Goal:
Copy each line that contains the string "αποδοχές".

[Start of Dataset content]

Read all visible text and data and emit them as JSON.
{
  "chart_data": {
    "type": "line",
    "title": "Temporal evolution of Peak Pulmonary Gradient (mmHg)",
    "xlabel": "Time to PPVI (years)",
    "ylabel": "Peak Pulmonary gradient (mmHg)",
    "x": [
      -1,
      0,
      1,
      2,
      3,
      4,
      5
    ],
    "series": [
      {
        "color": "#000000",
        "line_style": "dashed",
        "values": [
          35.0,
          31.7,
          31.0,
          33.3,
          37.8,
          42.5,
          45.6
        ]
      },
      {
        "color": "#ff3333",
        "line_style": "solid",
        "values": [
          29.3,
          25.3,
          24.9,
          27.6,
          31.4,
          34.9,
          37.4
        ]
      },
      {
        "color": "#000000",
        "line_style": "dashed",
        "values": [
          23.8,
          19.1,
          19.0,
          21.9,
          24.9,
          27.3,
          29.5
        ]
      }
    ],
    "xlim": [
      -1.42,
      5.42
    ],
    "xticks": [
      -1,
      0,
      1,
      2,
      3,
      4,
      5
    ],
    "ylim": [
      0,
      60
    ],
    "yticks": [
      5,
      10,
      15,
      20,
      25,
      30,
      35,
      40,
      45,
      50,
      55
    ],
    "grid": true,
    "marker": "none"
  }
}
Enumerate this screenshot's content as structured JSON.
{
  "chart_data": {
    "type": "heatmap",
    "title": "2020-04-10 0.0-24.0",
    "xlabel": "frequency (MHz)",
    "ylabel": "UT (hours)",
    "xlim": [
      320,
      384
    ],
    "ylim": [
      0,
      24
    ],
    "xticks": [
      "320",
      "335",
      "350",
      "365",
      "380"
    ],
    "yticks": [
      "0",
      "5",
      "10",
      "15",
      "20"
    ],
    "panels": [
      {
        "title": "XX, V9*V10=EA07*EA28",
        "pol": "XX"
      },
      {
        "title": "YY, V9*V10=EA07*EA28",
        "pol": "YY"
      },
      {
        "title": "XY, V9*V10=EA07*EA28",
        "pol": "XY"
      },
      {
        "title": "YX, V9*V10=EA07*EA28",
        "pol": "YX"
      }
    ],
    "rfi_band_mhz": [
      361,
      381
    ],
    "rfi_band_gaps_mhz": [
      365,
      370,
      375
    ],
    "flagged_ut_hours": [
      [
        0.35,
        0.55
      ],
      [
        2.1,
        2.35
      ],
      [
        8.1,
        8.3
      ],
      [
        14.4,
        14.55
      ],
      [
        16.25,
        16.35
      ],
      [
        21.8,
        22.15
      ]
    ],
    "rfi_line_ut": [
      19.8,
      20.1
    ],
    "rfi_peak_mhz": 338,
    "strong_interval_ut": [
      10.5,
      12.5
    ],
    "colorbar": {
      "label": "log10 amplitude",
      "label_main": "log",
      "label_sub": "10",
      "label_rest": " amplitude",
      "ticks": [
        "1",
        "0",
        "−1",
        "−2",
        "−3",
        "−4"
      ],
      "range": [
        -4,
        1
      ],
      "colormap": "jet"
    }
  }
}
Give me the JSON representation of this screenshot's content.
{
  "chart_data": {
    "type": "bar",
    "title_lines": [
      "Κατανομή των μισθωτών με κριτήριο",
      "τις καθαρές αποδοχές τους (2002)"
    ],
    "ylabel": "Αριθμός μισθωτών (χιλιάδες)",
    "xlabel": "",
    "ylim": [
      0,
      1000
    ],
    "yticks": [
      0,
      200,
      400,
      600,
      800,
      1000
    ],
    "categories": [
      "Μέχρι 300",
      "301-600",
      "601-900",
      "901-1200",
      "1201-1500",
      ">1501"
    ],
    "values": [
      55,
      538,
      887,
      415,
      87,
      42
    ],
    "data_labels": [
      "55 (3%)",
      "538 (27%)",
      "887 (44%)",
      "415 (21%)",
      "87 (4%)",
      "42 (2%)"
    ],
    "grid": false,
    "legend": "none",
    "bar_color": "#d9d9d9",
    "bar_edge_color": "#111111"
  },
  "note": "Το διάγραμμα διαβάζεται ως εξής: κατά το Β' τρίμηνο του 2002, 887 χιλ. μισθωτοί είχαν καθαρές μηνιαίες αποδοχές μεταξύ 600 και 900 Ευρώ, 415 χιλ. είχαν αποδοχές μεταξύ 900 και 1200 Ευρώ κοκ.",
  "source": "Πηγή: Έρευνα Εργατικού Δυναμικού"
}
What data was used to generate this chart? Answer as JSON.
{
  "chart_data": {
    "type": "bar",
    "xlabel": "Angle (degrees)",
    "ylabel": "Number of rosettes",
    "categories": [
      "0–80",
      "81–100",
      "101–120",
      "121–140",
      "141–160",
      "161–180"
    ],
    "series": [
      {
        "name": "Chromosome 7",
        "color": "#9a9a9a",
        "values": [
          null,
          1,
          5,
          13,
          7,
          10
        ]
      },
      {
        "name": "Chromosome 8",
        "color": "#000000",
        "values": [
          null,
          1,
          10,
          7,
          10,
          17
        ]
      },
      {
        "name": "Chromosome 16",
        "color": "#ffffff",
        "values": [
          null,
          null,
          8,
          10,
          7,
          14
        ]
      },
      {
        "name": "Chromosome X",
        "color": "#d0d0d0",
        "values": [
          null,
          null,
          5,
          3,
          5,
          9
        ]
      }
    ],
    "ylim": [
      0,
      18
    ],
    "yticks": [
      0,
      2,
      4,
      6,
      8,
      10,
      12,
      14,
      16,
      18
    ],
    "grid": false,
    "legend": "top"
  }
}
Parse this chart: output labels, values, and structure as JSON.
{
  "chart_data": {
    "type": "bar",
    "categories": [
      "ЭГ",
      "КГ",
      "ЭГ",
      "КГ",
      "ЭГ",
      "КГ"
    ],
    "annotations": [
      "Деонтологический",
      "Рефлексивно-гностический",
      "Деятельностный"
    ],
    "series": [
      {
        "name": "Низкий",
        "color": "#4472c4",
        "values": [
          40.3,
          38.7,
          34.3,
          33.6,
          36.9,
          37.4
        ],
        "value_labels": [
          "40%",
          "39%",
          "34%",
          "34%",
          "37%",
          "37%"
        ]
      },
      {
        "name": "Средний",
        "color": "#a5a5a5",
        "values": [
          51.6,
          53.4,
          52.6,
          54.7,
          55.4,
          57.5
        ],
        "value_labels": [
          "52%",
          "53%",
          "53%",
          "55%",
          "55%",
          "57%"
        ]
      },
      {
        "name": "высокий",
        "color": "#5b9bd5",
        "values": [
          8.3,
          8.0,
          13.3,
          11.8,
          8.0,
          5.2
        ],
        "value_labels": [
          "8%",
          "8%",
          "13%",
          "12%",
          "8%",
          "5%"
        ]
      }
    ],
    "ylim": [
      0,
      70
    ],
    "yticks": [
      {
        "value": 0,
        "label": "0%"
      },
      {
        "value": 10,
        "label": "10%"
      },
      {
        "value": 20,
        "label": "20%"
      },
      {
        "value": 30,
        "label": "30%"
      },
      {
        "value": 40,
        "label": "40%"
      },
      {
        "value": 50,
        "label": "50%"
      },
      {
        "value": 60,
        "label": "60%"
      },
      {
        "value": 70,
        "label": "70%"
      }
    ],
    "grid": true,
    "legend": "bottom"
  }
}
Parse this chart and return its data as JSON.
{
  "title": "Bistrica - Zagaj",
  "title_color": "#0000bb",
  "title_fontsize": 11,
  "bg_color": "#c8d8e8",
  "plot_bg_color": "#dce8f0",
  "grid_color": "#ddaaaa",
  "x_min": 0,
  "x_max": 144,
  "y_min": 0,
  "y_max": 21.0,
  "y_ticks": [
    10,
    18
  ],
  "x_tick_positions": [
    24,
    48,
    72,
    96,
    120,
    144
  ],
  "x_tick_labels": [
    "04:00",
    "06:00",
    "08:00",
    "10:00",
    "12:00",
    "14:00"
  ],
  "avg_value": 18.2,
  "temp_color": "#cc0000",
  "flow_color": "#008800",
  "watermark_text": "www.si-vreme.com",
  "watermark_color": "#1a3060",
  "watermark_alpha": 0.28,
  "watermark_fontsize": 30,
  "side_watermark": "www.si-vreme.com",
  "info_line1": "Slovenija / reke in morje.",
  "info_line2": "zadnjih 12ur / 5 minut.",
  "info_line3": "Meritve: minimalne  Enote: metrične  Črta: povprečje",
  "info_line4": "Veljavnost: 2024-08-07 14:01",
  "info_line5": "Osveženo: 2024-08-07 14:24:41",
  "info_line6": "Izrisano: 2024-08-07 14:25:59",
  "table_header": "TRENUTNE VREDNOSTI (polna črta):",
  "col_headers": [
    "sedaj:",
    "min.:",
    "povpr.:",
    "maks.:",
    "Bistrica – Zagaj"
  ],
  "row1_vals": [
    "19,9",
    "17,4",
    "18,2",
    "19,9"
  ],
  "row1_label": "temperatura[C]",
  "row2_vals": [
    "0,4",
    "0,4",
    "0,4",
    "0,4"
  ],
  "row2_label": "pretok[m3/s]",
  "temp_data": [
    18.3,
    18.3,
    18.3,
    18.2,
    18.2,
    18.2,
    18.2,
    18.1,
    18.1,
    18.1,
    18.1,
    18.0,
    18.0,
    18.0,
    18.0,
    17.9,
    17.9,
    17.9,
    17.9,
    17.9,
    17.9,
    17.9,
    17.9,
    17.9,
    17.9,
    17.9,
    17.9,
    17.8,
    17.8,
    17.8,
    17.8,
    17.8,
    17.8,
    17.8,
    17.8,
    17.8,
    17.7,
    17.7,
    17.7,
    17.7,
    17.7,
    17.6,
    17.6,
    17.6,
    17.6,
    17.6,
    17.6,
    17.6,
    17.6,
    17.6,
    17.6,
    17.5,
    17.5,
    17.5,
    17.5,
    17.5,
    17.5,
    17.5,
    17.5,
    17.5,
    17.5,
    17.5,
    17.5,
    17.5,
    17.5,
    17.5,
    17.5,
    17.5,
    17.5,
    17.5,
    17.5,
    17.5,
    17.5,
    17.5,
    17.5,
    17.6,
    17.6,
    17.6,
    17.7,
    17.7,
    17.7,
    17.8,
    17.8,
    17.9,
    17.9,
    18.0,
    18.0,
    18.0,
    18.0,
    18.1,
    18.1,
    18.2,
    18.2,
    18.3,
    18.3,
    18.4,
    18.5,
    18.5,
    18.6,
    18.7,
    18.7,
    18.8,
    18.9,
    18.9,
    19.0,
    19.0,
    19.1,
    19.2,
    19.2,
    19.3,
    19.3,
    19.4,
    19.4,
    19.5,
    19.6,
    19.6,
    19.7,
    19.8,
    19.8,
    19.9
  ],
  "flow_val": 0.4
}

[End of Dataset content]

Solution:
      "τις καθαρές αποδοχές τους (2002)"
  "note": "Το διάγραμμα διαβάζεται ως εξής: κατά το Β' τρίμηνο του 2002, 887 χιλ. μισθωτοί είχαν καθαρές μηνιαίες αποδοχές μεταξύ 600 και 900 Ευρώ, 415 χιλ. είχαν αποδοχές μεταξύ 900 και 1200 Ευρώ κοκ.",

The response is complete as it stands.